-- start Extracted material --
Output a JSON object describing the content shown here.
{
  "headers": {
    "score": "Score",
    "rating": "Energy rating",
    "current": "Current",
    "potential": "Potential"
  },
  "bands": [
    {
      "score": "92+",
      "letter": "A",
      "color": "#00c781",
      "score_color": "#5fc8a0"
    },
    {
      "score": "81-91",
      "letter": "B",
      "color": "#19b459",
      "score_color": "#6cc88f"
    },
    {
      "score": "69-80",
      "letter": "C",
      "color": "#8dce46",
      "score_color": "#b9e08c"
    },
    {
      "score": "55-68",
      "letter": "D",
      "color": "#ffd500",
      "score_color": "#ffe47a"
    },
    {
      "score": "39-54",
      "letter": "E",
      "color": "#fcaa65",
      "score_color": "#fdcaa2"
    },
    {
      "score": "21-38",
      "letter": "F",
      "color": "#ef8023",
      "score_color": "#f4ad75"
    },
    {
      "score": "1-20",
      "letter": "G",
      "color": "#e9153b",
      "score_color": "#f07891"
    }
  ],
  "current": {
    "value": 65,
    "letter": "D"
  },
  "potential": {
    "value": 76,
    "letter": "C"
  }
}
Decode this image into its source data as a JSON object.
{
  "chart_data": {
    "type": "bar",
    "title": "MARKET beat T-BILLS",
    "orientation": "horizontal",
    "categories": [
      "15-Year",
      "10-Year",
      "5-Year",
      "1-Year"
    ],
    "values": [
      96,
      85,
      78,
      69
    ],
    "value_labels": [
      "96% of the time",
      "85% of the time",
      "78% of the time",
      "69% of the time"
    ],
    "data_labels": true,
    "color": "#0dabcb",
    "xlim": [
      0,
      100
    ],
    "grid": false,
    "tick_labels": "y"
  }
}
-- end Extracted material --
**What is needed:**
Starting with the line that contains "Decode this image", output every line through the end of the listing above, unchanged.

**In response:**
Decode this image into its source data as a JSON object.
{
  "chart_data": {
    "type": "bar",
    "title": "MARKET beat T-BILLS",
    "orientation": "horizontal",
    "categories": [
      "15-Year",
      "10-Year",
      "5-Year",
      "1-Year"
    ],
    "values": [
      96,
      85,
      78,
      69
    ],
    "value_labels": [
      "96% of the time",
      "85% of the time",
      "78% of the time",
      "69% of the time"
    ],
    "data_labels": true,
    "color": "#0dabcb",
    "xlim": [
      0,
      100
    ],
    "grid": false,
    "tick_labels": "y"
  }
}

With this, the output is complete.